- **Your instructions**: Print the records below exactly as they appear.
◆ ◆ ◆
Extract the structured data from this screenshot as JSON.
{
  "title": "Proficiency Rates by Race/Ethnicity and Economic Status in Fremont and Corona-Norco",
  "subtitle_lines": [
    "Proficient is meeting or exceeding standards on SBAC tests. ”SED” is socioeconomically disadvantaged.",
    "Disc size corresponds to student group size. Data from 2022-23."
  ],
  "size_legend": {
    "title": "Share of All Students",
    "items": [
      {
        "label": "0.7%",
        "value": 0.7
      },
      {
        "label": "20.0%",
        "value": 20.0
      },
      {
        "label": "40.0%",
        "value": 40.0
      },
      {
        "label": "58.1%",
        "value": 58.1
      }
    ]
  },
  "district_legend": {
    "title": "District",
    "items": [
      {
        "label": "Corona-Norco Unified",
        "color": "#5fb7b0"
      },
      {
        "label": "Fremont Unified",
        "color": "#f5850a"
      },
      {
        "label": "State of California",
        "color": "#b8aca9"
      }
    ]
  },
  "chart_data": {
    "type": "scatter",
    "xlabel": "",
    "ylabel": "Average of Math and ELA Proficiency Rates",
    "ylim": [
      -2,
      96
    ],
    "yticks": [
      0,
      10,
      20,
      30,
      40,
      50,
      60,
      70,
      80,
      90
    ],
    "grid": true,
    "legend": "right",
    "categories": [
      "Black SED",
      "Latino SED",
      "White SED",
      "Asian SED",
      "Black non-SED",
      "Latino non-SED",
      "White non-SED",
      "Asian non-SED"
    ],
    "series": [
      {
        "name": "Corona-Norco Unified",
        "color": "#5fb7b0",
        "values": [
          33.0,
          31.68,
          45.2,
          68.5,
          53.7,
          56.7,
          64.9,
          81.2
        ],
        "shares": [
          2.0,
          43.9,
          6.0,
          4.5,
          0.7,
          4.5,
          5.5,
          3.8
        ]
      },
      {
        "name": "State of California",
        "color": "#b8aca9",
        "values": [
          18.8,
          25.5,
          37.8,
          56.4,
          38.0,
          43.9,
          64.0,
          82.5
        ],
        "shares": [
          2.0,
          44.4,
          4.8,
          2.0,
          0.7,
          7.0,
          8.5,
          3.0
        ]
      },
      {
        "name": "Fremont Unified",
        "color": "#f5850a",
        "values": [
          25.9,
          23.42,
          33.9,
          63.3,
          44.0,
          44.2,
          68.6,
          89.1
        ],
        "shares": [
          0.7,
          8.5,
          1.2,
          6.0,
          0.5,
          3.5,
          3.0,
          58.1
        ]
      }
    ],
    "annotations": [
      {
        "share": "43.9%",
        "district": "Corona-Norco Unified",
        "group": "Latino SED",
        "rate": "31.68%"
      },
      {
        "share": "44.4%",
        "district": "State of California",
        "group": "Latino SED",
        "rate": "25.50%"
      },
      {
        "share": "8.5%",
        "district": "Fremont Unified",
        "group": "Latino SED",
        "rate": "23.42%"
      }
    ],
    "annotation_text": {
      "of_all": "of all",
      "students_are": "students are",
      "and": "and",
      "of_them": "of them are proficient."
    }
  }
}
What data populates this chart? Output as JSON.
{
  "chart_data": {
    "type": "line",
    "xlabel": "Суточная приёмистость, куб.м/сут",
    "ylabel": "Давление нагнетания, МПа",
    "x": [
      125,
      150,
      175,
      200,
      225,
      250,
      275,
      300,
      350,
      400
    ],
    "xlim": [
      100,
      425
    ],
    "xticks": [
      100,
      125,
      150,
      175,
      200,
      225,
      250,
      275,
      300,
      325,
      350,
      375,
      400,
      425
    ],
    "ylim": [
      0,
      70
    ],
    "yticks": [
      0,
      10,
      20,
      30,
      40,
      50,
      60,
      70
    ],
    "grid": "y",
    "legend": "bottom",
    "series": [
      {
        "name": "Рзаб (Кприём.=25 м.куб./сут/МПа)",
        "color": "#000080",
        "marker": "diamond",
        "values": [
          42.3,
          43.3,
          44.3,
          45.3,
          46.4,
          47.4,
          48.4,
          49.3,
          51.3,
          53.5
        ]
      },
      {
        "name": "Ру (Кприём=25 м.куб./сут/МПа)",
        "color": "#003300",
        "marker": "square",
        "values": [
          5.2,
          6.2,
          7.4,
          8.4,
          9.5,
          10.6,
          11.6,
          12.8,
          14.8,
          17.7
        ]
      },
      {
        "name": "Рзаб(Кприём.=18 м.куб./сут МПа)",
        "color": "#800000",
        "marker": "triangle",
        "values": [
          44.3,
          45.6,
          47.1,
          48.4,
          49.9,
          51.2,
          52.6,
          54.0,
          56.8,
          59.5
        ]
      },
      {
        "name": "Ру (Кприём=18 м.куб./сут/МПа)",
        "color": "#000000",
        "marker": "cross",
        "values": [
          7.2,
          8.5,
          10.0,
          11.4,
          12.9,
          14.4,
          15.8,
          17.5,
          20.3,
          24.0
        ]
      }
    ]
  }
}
◆ ◆ ◆
- **Output**:
Extract the structured data from this screenshot as JSON.
{
  "title": "Proficiency Rates by Race/Ethnicity and Economic Status in Fremont and Corona-Norco",
  "subtitle_lines": [
    "Proficient is meeting or exceeding standards on SBAC tests. ”SED” is socioeconomically disadvantaged.",
    "Disc size corresponds to student group size. Data from 2022-23."
  ],
  "size_legend": {
    "title": "Share of All Students",
    "items": [
      {
        "label": "0.7%",
        "value": 0.7
      },
      {
        "label": "20.0%",
        "value": 20.0
      },
      {
        "label": "40.0%",
        "value": 40.0
      },
      {
        "label": "58.1%",
        "value": 58.1
      }
    ]
  },
  "district_legend": {
    "title": "District",
    "items": [
      {
        "label": "Corona-Norco Unified",
        "color": "#5fb7b0"
      },
      {
        "label": "Fremont Unified",
        "color": "#f5850a"
      },
      {
        "label": "State of California",
        "color": "#b8aca9"
      }
    ]
  },
  "chart_data": {
    "type": "scatter",
    "xlabel": "",
    "ylabel": "Average of Math and ELA Proficiency Rates",
    "ylim": [
      -2,
      96
    ],
    "yticks": [
      0,
      10,
      20,
      30,
      40,
      50,
      60,
      70,
      80,
      90
    ],
    "grid": true,
    "legend": "right",
    "categories": [
      "Black SED",
      "Latino SED",
      "White SED",
      "Asian SED",
      "Black non-SED",
      "Latino non-SED",
      "White non-SED",
      "Asian non-SED"
    ],
    "series": [
      {
        "name": "Corona-Norco Unified",
        "color": "#5fb7b0",
        "values": [
          33.0,
          31.68,
          45.2,
          68.5,
          53.7,
          56.7,
          64.9,
          81.2
        ],
        "shares": [
          2.0,
          43.9,
          6.0,
          4.5,
          0.7,
          4.5,
          5.5,
          3.8
        ]
      },
      {
        "name": "State of California",
        "color": "#b8aca9",
        "values": [
          18.8,
          25.5,
          37.8,
          56.4,
          38.0,
          43.9,
          64.0,
          82.5
        ],
        "shares": [
          2.0,
          44.4,
          4.8,
          2.0,
          0.7,
          7.0,
          8.5,
          3.0
        ]
      },
      {
        "name": "Fremont Unified",
        "color": "#f5850a",
        "values": [
          25.9,
          23.42,
          33.9,
          63.3,
          44.0,
          44.2,
          68.6,
          89.1
        ],
        "shares": [
          0.7,
          8.5,
          1.2,
          6.0,
          0.5,
          3.5,
          3.0,
          58.1
        ]
      }
    ],
    "annotations": [
      {
        "share": "43.9%",
        "district": "Corona-Norco Unified",
        "group": "Latino SED",
        "rate": "31.68%"
      },
      {
        "share": "44.4%",
        "district": "State of California",
        "group": "Latino SED",
        "rate": "25.50%"
      },
      {
        "share": "8.5%",
        "district": "Fremont Unified",
        "group": "Latino SED",
        "rate": "23.42%"
      }
    ],
    "annotation_text": {
      "of_all": "of all",
      "students_are": "students are",
      "and": "and",
      "of_them": "of them are proficient."
    }
  }
}
What data populates this chart? Output as JSON.
{
  "chart_data": {
    "type": "line",
    "xlabel": "Суточная приёмистость, куб.м/сут",
    "ylabel": "Давление нагнетания, МПа",
    "x": [
      125,
      150,
      175,
      200,
      225,
      250,
      275,
      300,
      350,
      400
    ],
    "xlim": [
      100,
      425
    ],
    "xticks": [
      100,
      125,
      150,
      175,
      200,
      225,
      250,
      275,
      300,
      325,
      350,
      375,
      400,
      425
    ],
    "ylim": [
      0,
      70
    ],
    "yticks": [
      0,
      10,
      20,
      30,
      40,
      50,
      60,
      70
    ],
    "grid": "y",
    "legend": "bottom",
    "series": [
      {
        "name": "Рзаб (Кприём.=25 м.куб./сут/МПа)",
        "color": "#000080",
        "marker": "diamond",
        "values": [
          42.3,
          43.3,
          44.3,
          45.3,
          46.4,
          47.4,
          48.4,
          49.3,
          51.3,
          53.5
        ]
      },
      {
        "name": "Ру (Кприём=25 м.куб./сут/МПа)",
        "color": "#003300",
        "marker": "square",
        "values": [
          5.2,
          6.2,
          7.4,
          8.4,
          9.5,
          10.6,
          11.6,
          12.8,
          14.8,
          17.7
        ]
      },
      {
        "name": "Рзаб(Кприём.=18 м.куб./сут МПа)",
        "color": "#800000",
        "marker": "triangle",
        "values": [
          44.3,
          45.6,
          47.1,
          48.4,
          49.9,
          51.2,
          52.6,
          54.0,
          56.8,
          59.5
        ]
      },
      {
        "name": "Ру (Кприём=18 м.куб./сут/МПа)",
        "color": "#000000",
        "marker": "cross",
        "values": [
          7.2,
          8.5,
          10.0,
          11.4,
          12.9,
          14.4,
          15.8,
          17.5,
          20.3,
          24.0
        ]
      }
    ]
  }
}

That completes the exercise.